- DIRECTIVE
Restate each entry word for word, leaving nothing out.

- DATA TO USE
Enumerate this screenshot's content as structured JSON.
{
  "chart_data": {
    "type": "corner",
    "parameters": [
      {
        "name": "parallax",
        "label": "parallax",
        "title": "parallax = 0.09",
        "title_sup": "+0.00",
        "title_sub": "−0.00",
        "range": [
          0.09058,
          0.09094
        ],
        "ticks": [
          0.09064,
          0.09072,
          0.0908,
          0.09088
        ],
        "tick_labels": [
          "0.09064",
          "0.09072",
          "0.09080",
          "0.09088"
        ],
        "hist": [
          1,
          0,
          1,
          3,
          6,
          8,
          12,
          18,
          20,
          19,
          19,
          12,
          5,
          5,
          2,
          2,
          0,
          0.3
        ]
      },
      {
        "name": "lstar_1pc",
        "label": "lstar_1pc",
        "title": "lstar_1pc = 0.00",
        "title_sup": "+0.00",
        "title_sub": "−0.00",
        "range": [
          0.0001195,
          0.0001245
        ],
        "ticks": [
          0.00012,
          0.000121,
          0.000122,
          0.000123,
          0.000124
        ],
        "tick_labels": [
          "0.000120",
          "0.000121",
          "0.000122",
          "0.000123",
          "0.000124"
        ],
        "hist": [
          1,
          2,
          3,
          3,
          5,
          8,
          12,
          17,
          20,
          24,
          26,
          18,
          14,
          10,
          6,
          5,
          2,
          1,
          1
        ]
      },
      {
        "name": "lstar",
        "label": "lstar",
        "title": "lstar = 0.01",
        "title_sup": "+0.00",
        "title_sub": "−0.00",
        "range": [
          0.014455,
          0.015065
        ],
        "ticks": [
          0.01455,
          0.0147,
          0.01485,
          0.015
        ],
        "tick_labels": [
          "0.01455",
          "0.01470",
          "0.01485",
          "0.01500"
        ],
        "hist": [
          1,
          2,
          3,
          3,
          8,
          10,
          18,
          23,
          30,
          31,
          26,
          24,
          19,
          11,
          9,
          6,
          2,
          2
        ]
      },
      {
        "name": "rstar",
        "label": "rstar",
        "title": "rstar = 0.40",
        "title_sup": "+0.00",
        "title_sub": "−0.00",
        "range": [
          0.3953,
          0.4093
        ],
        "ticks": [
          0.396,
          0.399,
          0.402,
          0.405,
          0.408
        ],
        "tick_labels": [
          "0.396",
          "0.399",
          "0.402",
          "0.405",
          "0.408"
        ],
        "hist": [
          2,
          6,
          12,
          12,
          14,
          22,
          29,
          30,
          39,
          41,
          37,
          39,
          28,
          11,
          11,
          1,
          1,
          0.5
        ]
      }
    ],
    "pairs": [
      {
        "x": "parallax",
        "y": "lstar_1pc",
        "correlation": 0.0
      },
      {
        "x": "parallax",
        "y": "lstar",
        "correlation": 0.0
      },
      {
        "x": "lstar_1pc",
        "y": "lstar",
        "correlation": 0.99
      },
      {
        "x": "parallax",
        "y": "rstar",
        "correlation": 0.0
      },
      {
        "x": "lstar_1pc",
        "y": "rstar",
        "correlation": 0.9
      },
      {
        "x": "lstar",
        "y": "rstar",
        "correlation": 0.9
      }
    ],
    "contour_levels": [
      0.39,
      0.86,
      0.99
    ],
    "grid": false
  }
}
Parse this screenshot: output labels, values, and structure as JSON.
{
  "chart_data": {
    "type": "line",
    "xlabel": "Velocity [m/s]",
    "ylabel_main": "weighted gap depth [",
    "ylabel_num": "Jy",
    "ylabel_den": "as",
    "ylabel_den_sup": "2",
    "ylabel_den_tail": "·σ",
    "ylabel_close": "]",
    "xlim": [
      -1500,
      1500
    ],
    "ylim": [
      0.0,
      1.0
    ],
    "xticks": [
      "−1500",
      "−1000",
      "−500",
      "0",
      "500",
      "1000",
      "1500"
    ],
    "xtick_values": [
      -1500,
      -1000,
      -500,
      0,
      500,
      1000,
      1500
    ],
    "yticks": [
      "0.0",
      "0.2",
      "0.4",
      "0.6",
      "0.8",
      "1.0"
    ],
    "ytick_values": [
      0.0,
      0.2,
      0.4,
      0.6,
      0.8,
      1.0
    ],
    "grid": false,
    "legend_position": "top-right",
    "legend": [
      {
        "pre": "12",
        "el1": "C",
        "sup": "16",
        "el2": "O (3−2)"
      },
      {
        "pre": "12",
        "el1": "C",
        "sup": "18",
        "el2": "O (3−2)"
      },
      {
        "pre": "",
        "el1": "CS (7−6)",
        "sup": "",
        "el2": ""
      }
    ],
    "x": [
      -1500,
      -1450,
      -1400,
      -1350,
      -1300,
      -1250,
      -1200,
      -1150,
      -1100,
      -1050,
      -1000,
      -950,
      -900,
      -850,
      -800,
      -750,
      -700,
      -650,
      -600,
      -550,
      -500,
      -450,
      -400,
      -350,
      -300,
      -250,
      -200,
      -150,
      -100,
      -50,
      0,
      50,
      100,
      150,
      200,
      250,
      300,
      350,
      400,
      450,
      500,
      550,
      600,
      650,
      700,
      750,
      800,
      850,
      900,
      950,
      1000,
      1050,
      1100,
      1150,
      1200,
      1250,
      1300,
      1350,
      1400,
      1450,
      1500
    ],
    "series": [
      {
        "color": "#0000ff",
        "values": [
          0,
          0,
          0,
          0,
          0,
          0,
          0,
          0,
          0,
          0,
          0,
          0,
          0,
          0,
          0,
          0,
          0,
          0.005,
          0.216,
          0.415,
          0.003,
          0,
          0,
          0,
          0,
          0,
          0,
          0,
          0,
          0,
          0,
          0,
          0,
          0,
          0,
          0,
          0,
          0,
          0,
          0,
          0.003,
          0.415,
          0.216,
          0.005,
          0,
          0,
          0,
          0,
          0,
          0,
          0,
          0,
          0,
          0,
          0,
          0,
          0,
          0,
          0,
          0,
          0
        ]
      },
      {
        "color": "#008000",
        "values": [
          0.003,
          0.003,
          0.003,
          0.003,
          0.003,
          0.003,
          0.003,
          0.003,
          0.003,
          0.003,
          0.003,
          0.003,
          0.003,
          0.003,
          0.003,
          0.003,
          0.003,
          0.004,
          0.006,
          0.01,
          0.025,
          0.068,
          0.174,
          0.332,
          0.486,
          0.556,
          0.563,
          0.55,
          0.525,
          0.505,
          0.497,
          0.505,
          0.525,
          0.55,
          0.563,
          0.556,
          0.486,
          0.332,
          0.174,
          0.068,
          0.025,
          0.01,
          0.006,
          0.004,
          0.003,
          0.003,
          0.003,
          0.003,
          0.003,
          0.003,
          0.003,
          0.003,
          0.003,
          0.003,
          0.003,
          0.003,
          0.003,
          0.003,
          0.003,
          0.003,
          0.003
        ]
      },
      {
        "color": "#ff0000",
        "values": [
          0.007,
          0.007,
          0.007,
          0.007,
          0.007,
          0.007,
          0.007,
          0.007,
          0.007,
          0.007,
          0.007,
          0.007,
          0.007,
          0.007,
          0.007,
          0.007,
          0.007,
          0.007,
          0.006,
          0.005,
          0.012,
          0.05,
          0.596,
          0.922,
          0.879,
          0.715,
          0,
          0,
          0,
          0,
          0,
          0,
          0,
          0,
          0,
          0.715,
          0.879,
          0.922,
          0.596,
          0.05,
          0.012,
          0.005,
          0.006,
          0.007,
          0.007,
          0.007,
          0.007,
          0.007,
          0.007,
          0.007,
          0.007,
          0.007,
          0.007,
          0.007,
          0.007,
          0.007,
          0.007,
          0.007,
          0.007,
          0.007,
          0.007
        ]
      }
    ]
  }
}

- SOLVED PROBLEM
Enumerate this screenshot's content as structured JSON.
{
  "chart_data": {
    "type": "corner",
    "parameters": [
      {
        "name": "parallax",
        "label": "parallax",
        "title": "parallax = 0.09",
        "title_sup": "+0.00",
        "title_sub": "−0.00",
        "range": [
          0.09058,
          0.09094
        ],
        "ticks": [
          0.09064,
          0.09072,
          0.0908,
          0.09088
        ],
        "tick_labels": [
          "0.09064",
          "0.09072",
          "0.09080",
          "0.09088"
        ],
        "hist": [
          1,
          0,
          1,
          3,
          6,
          8,
          12,
          18,
          20,
          19,
          19,
          12,
          5,
          5,
          2,
          2,
          0,
          0.3
        ]
      },
      {
        "name": "lstar_1pc",
        "label": "lstar_1pc",
        "title": "lstar_1pc = 0.00",
        "title_sup": "+0.00",
        "title_sub": "−0.00",
        "range": [
          0.0001195,
          0.0001245
        ],
        "ticks": [
          0.00012,
          0.000121,
          0.000122,
          0.000123,
          0.000124
        ],
        "tick_labels": [
          "0.000120",
          "0.000121",
          "0.000122",
          "0.000123",
          "0.000124"
        ],
        "hist": [
          1,
          2,
          3,
          3,
          5,
          8,
          12,
          17,
          20,
          24,
          26,
          18,
          14,
          10,
          6,
          5,
          2,
          1,
          1
        ]
      },
      {
        "name": "lstar",
        "label": "lstar",
        "title": "lstar = 0.01",
        "title_sup": "+0.00",
        "title_sub": "−0.00",
        "range": [
          0.014455,
          0.015065
        ],
        "ticks": [
          0.01455,
          0.0147,
          0.01485,
          0.015
        ],
        "tick_labels": [
          "0.01455",
          "0.01470",
          "0.01485",
          "0.01500"
        ],
        "hist": [
          1,
          2,
          3,
          3,
          8,
          10,
          18,
          23,
          30,
          31,
          26,
          24,
          19,
          11,
          9,
          6,
          2,
          2
        ]
      },
      {
        "name": "rstar",
        "label": "rstar",
        "title": "rstar = 0.40",
        "title_sup": "+0.00",
        "title_sub": "−0.00",
        "range": [
          0.3953,
          0.4093
        ],
        "ticks": [
          0.396,
          0.399,
          0.402,
          0.405,
          0.408
        ],
        "tick_labels": [
          "0.396",
          "0.399",
          "0.402",
          "0.405",
          "0.408"
        ],
        "hist": [
          2,
          6,
          12,
          12,
          14,
          22,
          29,
          30,
          39,
          41,
          37,
          39,
          28,
          11,
          11,
          1,
          1,
          0.5
        ]
      }
    ],
    "pairs": [
      {
        "x": "parallax",
        "y": "lstar_1pc",
        "correlation": 0.0
      },
      {
        "x": "parallax",
        "y": "lstar",
        "correlation": 0.0
      },
      {
        "x": "lstar_1pc",
        "y": "lstar",
        "correlation": 0.99
      },
      {
        "x": "parallax",
        "y": "rstar",
        "correlation": 0.0
      },
      {
        "x": "lstar_1pc",
        "y": "rstar",
        "correlation": 0.9
      },
      {
        "x": "lstar",
        "y": "rstar",
        "correlation": 0.9
      }
    ],
    "contour_levels": [
      0.39,
      0.86,
      0.99
    ],
    "grid": false
  }
}
Parse this screenshot: output labels, values, and structure as JSON.
{
  "chart_data": {
    "type": "line",
    "xlabel": "Velocity [m/s]",
    "ylabel_main": "weighted gap depth [",
    "ylabel_num": "Jy",
    "ylabel_den": "as",
    "ylabel_den_sup": "2",
    "ylabel_den_tail": "·σ",
    "ylabel_close": "]",
    "xlim": [
      -1500,
      1500
    ],
    "ylim": [
      0.0,
      1.0
    ],
    "xticks": [
      "−1500",
      "−1000",
      "−500",
      "0",
      "500",
      "1000",
      "1500"
    ],
    "xtick_values": [
      -1500,
      -1000,
      -500,
      0,
      500,
      1000,
      1500
    ],
    "yticks": [
      "0.0",
      "0.2",
      "0.4",
      "0.6",
      "0.8",
      "1.0"
    ],
    "ytick_values": [
      0.0,
      0.2,
      0.4,
      0.6,
      0.8,
      1.0
    ],
    "grid": false,
    "legend_position": "top-right",
    "legend": [
      {
        "pre": "12",
        "el1": "C",
        "sup": "16",
        "el2": "O (3−2)"
      },
      {
        "pre": "12",
        "el1": "C",
        "sup": "18",
        "el2": "O (3−2)"
      },
      {
        "pre": "",
        "el1": "CS (7−6)",
        "sup": "",
        "el2": ""
      }
    ],
    "x": [
      -1500,
      -1450,
      -1400,
      -1350,
      -1300,
      -1250,
      -1200,
      -1150,
      -1100,
      -1050,
      -1000,
      -950,
      -900,
      -850,
      -800,
      -750,
      -700,
      -650,
      -600,
      -550,
      -500,
      -450,
      -400,
      -350,
      -300,
      -250,
      -200,
      -150,
      -100,
      -50,
      0,
      50,
      100,
      150,
      200,
      250,
      300,
      350,
      400,
      450,
      500,
      550,
      600,
      650,
      700,
      750,
      800,
      850,
      900,
      950,
      1000,
      1050,
      1100,
      1150,
      1200,
      1250,
      1300,
      1350,
      1400,
      1450,
      1500
    ],
    "series": [
      {
        "color": "#0000ff",
        "values": [
          0,
          0,
          0,
          0,
          0,
          0,
          0,
          0,
          0,
          0,
          0,
          0,
          0,
          0,
          0,
          0,
          0,
          0.005,
          0.216,
          0.415,
          0.003,
          0,
          0,
          0,
          0,
          0,
          0,
          0,
          0,
          0,
          0,
          0,
          0,
          0,
          0,
          0,
          0,
          0,
          0,
          0,
          0.003,
          0.415,
          0.216,
          0.005,
          0,
          0,
          0,
          0,
          0,
          0,
          0,
          0,
          0,
          0,
          0,
          0,
          0,
          0,
          0,
          0,
          0
        ]
      },
      {
        "color": "#008000",
        "values": [
          0.003,
          0.003,
          0.003,
          0.003,
          0.003,
          0.003,
          0.003,
          0.003,
          0.003,
          0.003,
          0.003,
          0.003,
          0.003,
          0.003,
          0.003,
          0.003,
          0.003,
          0.004,
          0.006,
          0.01,
          0.025,
          0.068,
          0.174,
          0.332,
          0.486,
          0.556,
          0.563,
          0.55,
          0.525,
          0.505,
          0.497,
          0.505,
          0.525,
          0.55,
          0.563,
          0.556,
          0.486,
          0.332,
          0.174,
          0.068,
          0.025,
          0.01,
          0.006,
          0.004,
          0.003,
          0.003,
          0.003,
          0.003,
          0.003,
          0.003,
          0.003,
          0.003,
          0.003,
          0.003,
          0.003,
          0.003,
          0.003,
          0.003,
          0.003,
          0.003,
          0.003
        ]
      },
      {
        "color": "#ff0000",
        "values": [
          0.007,
          0.007,
          0.007,
          0.007,
          0.007,
          0.007,
          0.007,
          0.007,
          0.007,
          0.007,
          0.007,
          0.007,
          0.007,
          0.007,
          0.007,
          0.007,
          0.007,
          0.007,
          0.006,
          0.005,
          0.012,
          0.05,
          0.596,
          0.922,
          0.879,
          0.715,
          0,
          0,
          0,
          0,
          0,
          0,
          0,
          0,
          0,
          0.715,
          0.879,
          0.922,
          0.596,
          0.05,
          0.012,
          0.005,
          0.006,
          0.007,
          0.007,
          0.007,
          0.007,
          0.007,
          0.007,
          0.007,
          0.007,
          0.007,
          0.007,
          0.007,
          0.007,
          0.007,
          0.007,
          0.007,
          0.007,
          0.007,
          0.007
        ]
      }
    ]
  }
}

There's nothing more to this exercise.